WHAT IS NEEDED: Write the data out again exactly, dropping any images it holds.

DATA RECORDS:
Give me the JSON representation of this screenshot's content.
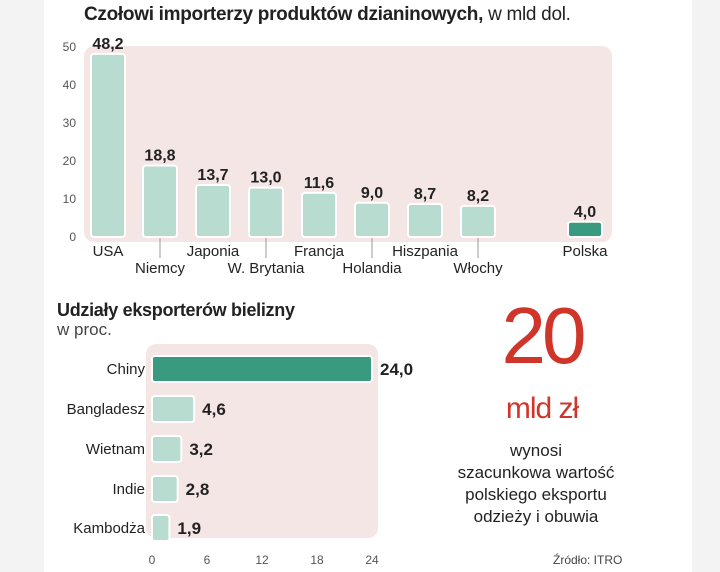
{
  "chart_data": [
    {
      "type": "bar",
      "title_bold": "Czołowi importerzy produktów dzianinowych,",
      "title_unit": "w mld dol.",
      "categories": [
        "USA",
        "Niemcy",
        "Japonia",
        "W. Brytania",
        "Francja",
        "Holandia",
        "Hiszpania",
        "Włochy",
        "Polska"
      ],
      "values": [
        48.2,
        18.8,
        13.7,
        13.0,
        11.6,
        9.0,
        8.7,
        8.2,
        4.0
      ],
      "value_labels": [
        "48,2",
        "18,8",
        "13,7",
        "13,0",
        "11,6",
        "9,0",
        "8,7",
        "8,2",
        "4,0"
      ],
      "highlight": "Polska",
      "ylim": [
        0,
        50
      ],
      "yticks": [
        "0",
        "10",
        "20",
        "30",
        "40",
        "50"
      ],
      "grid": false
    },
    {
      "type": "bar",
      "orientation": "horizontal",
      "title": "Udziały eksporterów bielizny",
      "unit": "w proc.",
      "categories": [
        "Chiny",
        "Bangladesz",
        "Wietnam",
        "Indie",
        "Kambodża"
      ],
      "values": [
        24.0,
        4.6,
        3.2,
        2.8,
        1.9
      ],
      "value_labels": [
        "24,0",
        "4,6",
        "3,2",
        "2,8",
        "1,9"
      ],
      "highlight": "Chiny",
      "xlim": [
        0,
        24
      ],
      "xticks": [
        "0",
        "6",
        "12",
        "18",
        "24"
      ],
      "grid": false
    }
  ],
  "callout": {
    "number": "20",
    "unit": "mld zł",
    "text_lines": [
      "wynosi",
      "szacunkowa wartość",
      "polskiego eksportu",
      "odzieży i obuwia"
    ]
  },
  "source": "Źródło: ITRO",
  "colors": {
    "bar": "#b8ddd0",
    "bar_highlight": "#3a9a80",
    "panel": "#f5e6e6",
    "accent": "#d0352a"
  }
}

RESPONSE:
Give me the JSON representation of this screenshot's content.
{
  "chart_data": [
    {
      "type": "bar",
      "title_bold": "Czołowi importerzy produktów dzianinowych,",
      "title_unit": "w mld dol.",
      "categories": [
        "USA",
        "Niemcy",
        "Japonia",
        "W. Brytania",
        "Francja",
        "Holandia",
        "Hiszpania",
        "Włochy",
        "Polska"
      ],
      "values": [
        48.2,
        18.8,
        13.7,
        13.0,
        11.6,
        9.0,
        8.7,
        8.2,
        4.0
      ],
      "value_labels": [
        "48,2",
        "18,8",
        "13,7",
        "13,0",
        "11,6",
        "9,0",
        "8,7",
        "8,2",
        "4,0"
      ],
      "highlight": "Polska",
      "ylim": [
        0,
        50
      ],
      "yticks": [
        "0",
        "10",
        "20",
        "30",
        "40",
        "50"
      ],
      "grid": false
    },
    {
      "type": "bar",
      "orientation": "horizontal",
      "title": "Udziały eksporterów bielizny",
      "unit": "w proc.",
      "categories": [
        "Chiny",
        "Bangladesz",
        "Wietnam",
        "Indie",
        "Kambodża"
      ],
      "values": [
        24.0,
        4.6,
        3.2,
        2.8,
        1.9
      ],
      "value_labels": [
        "24,0",
        "4,6",
        "3,2",
        "2,8",
        "1,9"
      ],
      "highlight": "Chiny",
      "xlim": [
        0,
        24
      ],
      "xticks": [
        "0",
        "6",
        "12",
        "18",
        "24"
      ],
      "grid": false
    }
  ],
  "callout": {
    "number": "20",
    "unit": "mld zł",
    "text_lines": [
      "wynosi",
      "szacunkowa wartość",
      "polskiego eksportu",
      "odzieży i obuwia"
    ]
  },
  "source": "Źródło: ITRO",
  "colors": {
    "bar": "#b8ddd0",
    "bar_highlight": "#3a9a80",
    "panel": "#f5e6e6",
    "accent": "#d0352a"
  }
}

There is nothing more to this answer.